[Start Data]

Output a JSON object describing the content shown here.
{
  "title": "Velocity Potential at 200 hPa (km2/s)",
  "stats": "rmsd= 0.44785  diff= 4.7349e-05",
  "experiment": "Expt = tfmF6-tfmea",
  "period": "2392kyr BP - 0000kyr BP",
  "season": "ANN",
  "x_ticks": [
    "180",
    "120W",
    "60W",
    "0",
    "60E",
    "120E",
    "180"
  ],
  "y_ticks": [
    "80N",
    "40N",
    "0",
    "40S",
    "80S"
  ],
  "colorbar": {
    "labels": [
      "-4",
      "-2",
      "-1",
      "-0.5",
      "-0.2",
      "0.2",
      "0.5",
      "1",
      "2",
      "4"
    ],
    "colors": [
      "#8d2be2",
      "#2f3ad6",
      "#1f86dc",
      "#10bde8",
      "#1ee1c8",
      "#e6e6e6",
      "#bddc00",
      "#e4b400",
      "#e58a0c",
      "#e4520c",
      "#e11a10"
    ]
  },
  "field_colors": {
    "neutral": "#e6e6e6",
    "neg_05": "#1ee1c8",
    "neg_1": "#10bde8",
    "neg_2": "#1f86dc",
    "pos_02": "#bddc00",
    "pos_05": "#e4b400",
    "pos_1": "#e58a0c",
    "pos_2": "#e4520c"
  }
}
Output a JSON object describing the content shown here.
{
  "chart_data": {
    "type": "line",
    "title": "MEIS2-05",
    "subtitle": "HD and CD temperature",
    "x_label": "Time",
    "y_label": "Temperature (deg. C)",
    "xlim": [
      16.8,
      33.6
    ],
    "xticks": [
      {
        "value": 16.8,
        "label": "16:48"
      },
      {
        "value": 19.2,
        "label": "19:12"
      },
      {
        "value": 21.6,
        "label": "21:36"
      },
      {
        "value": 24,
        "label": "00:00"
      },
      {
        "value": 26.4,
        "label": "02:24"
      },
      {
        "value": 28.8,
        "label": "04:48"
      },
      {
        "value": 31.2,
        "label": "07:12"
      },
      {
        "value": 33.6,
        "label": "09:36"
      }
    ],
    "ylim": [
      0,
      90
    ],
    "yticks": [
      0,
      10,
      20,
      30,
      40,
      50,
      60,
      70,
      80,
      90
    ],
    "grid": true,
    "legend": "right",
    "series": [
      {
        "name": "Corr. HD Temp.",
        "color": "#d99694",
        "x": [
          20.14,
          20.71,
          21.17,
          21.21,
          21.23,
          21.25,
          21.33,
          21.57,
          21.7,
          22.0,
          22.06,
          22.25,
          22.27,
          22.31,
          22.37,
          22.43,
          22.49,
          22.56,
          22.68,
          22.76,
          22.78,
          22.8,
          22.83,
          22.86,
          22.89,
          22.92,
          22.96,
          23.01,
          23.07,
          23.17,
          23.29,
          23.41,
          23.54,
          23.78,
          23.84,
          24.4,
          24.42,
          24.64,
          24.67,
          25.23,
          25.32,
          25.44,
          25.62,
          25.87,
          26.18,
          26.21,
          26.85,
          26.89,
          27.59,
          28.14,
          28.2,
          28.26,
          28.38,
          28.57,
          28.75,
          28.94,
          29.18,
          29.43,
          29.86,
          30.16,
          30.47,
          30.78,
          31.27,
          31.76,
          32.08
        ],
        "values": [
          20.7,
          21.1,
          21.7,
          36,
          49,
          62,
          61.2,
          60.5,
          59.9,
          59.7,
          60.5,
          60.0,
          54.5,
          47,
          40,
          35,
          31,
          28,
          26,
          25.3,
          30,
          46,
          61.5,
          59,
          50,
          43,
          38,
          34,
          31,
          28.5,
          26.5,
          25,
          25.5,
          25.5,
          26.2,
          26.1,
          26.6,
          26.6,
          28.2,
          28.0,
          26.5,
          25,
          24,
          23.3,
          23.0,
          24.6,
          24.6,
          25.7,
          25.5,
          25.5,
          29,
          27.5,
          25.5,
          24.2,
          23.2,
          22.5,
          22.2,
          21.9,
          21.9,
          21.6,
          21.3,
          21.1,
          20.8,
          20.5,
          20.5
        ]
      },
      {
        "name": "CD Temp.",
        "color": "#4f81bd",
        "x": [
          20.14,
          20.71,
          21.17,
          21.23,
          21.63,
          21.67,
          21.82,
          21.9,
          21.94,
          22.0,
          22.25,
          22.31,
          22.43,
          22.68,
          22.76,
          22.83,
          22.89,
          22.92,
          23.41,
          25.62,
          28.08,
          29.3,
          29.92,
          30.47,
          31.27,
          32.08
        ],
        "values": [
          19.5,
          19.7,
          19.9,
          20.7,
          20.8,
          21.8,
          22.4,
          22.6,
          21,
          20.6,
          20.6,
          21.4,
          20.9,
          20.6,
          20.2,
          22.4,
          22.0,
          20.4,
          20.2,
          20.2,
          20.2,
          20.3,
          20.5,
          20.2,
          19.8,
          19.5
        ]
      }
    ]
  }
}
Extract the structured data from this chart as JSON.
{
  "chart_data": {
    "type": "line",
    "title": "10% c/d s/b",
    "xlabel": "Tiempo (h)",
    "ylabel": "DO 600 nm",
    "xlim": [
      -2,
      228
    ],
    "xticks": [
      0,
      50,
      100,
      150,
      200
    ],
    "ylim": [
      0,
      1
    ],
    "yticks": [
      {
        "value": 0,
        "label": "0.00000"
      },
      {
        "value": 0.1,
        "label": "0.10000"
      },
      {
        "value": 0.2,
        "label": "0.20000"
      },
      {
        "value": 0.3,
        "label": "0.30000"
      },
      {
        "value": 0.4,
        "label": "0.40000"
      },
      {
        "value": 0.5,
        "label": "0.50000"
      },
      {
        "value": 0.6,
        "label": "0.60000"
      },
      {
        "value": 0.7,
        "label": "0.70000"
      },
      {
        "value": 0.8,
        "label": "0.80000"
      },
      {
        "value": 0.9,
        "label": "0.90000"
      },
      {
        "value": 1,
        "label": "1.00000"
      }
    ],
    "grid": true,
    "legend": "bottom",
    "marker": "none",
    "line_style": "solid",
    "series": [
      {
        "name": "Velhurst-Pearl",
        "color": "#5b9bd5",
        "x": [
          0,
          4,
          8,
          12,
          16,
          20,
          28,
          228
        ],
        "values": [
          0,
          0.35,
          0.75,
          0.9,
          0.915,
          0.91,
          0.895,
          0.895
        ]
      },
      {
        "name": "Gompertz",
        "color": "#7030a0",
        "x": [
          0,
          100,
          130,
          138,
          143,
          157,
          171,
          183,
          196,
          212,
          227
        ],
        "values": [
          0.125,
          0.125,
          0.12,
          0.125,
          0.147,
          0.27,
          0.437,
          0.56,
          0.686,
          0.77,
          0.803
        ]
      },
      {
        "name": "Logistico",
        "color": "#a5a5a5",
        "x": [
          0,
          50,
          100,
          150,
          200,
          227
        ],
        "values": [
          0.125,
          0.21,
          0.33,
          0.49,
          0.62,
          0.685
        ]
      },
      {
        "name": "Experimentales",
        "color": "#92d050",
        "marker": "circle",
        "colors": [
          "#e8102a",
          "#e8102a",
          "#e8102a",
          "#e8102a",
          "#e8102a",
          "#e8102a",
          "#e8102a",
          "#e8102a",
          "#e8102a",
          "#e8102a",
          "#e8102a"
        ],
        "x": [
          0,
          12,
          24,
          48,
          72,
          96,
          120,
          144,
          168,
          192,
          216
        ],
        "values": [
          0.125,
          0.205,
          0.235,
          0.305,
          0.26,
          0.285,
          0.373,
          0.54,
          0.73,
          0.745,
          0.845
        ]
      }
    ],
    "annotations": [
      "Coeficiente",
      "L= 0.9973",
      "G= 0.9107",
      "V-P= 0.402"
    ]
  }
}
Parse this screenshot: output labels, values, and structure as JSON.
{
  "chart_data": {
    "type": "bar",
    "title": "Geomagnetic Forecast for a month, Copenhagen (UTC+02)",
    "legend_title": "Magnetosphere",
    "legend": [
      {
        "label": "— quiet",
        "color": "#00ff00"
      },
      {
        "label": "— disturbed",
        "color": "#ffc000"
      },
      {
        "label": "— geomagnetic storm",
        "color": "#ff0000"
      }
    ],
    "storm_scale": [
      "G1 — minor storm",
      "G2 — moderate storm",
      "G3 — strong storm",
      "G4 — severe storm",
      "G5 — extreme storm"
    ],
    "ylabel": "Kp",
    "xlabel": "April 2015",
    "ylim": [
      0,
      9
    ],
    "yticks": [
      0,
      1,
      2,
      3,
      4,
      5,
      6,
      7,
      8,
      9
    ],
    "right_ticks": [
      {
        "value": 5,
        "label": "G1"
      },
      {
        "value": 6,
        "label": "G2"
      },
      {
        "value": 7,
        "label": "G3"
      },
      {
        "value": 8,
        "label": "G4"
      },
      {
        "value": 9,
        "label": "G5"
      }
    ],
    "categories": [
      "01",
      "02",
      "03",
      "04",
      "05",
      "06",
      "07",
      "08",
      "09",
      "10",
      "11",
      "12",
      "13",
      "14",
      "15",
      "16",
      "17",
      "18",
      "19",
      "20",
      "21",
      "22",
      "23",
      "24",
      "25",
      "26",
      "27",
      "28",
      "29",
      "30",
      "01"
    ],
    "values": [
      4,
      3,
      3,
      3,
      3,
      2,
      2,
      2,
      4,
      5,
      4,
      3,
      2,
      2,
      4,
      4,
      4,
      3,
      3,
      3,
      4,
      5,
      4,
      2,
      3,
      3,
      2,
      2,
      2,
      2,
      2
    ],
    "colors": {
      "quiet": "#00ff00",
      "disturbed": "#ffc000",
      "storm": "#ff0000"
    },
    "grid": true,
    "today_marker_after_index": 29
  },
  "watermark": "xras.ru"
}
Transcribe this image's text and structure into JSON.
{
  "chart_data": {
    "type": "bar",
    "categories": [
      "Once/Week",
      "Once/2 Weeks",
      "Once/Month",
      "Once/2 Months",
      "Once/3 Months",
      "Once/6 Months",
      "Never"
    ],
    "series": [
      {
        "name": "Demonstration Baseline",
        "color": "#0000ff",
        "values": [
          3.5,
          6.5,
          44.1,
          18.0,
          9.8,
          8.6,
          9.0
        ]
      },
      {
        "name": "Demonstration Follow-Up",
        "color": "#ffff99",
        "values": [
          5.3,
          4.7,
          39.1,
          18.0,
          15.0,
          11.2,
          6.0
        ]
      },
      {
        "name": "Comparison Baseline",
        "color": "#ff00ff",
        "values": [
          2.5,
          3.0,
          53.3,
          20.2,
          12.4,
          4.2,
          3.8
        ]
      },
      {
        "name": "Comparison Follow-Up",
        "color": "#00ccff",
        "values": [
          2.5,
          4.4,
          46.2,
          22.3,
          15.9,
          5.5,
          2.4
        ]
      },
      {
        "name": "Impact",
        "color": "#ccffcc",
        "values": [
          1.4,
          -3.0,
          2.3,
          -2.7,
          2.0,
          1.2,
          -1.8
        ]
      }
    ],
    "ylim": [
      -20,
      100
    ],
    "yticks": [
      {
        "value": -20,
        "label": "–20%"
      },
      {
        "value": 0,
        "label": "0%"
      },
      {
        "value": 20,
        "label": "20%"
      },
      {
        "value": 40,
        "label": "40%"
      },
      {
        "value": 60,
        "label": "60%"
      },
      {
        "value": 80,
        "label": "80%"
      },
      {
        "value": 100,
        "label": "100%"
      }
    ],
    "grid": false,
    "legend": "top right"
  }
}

[End Data]

* Task to carry out: Find each line in the records holding the string "Follow" and show it.

* Response:
        "name": "Demonstration Follow-Up",
        "name": "Comparison Follow-Up",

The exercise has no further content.